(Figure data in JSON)
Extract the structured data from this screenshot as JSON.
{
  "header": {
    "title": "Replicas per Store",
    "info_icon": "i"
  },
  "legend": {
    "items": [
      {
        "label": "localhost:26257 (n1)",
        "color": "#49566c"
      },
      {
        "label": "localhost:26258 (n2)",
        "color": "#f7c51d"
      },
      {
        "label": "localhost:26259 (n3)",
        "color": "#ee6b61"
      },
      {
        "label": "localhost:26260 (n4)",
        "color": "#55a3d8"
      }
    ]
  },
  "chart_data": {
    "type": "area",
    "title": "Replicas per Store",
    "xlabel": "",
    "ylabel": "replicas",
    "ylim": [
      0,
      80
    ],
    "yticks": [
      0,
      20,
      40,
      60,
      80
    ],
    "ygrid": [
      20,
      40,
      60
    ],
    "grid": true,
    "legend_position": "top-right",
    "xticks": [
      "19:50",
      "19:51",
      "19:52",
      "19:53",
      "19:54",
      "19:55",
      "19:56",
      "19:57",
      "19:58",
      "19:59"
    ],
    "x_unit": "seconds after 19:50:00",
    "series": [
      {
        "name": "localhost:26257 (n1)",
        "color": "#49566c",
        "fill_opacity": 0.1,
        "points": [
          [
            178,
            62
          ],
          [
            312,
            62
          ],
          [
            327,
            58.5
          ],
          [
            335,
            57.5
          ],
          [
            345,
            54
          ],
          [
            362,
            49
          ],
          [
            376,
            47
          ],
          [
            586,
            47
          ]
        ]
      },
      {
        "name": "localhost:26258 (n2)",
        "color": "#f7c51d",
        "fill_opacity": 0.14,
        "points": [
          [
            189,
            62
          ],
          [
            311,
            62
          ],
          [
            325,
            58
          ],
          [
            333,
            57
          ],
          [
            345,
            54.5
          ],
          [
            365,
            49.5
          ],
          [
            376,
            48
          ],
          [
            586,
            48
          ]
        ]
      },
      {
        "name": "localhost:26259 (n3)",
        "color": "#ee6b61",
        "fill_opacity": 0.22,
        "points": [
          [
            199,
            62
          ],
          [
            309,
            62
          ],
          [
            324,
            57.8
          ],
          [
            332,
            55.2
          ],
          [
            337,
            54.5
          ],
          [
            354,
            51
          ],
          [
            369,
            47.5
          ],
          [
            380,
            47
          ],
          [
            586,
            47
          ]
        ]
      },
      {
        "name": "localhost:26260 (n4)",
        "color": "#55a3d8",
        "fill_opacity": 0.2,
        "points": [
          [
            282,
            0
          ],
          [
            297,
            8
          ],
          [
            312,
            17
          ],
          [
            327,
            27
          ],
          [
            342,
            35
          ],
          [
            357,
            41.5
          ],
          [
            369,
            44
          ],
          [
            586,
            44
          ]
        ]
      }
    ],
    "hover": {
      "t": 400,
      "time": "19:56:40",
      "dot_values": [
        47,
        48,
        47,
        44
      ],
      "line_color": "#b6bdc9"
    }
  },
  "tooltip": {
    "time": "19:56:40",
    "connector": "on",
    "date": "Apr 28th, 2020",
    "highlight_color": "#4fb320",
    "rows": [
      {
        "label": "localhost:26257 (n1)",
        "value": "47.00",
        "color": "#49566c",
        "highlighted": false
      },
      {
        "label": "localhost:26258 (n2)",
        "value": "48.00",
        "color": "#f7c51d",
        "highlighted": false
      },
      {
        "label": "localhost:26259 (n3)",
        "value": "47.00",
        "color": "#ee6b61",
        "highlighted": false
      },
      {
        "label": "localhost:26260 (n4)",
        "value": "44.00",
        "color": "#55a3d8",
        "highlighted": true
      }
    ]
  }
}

* **Request**: Would you copy out each line exactly as written?

* **Exercise answer**:
Extract the structured data from this screenshot as JSON.
{
  "header": {
    "title": "Replicas per Store",
    "info_icon": "i"
  },
  "legend": {
    "items": [
      {
        "label": "localhost:26257 (n1)",
        "color": "#49566c"
      },
      {
        "label": "localhost:26258 (n2)",
        "color": "#f7c51d"
      },
      {
        "label": "localhost:26259 (n3)",
        "color": "#ee6b61"
      },
      {
        "label": "localhost:26260 (n4)",
        "color": "#55a3d8"
      }
    ]
  },
  "chart_data": {
    "type": "area",
    "title": "Replicas per Store",
    "xlabel": "",
    "ylabel": "replicas",
    "ylim": [
      0,
      80
    ],
    "yticks": [
      0,
      20,
      40,
      60,
      80
    ],
    "ygrid": [
      20,
      40,
      60
    ],
    "grid": true,
    "legend_position": "top-right",
    "xticks": [
      "19:50",
      "19:51",
      "19:52",
      "19:53",
      "19:54",
      "19:55",
      "19:56",
      "19:57",
      "19:58",
      "19:59"
    ],
    "x_unit": "seconds after 19:50:00",
    "series": [
      {
        "name": "localhost:26257 (n1)",
        "color": "#49566c",
        "fill_opacity": 0.1,
        "points": [
          [
            178,
            62
          ],
          [
            312,
            62
          ],
          [
            327,
            58.5
          ],
          [
            335,
            57.5
          ],
          [
            345,
            54
          ],
          [
            362,
            49
          ],
          [
            376,
            47
          ],
          [
            586,
            47
          ]
        ]
      },
      {
        "name": "localhost:26258 (n2)",
        "color": "#f7c51d",
        "fill_opacity": 0.14,
        "points": [
          [
            189,
            62
          ],
          [
            311,
            62
          ],
          [
            325,
            58
          ],
          [
            333,
            57
          ],
          [
            345,
            54.5
          ],
          [
            365,
            49.5
          ],
          [
            376,
            48
          ],
          [
            586,
            48
          ]
        ]
      },
      {
        "name": "localhost:26259 (n3)",
        "color": "#ee6b61",
        "fill_opacity": 0.22,
        "points": [
          [
            199,
            62
          ],
          [
            309,
            62
          ],
          [
            324,
            57.8
          ],
          [
            332,
            55.2
          ],
          [
            337,
            54.5
          ],
          [
            354,
            51
          ],
          [
            369,
            47.5
          ],
          [
            380,
            47
          ],
          [
            586,
            47
          ]
        ]
      },
      {
        "name": "localhost:26260 (n4)",
        "color": "#55a3d8",
        "fill_opacity": 0.2,
        "points": [
          [
            282,
            0
          ],
          [
            297,
            8
          ],
          [
            312,
            17
          ],
          [
            327,
            27
          ],
          [
            342,
            35
          ],
          [
            357,
            41.5
          ],
          [
            369,
            44
          ],
          [
            586,
            44
          ]
        ]
      }
    ],
    "hover": {
      "t": 400,
      "time": "19:56:40",
      "dot_values": [
        47,
        48,
        47,
        44
      ],
      "line_color": "#b6bdc9"
    }
  },
  "tooltip": {
    "time": "19:56:40",
    "connector": "on",
    "date": "Apr 28th, 2020",
    "highlight_color": "#4fb320",
    "rows": [
      {
        "label": "localhost:26257 (n1)",
        "value": "47.00",
        "color": "#49566c",
        "highlighted": false
      },
      {
        "label": "localhost:26258 (n2)",
        "value": "48.00",
        "color": "#f7c51d",
        "highlighted": false
      },
      {
        "label": "localhost:26259 (n3)",
        "value": "47.00",
        "color": "#ee6b61",
        "highlighted": false
      },
      {
        "label": "localhost:26260 (n4)",
        "value": "44.00",
        "color": "#55a3d8",
        "highlighted": true
      }
    ]
  }
}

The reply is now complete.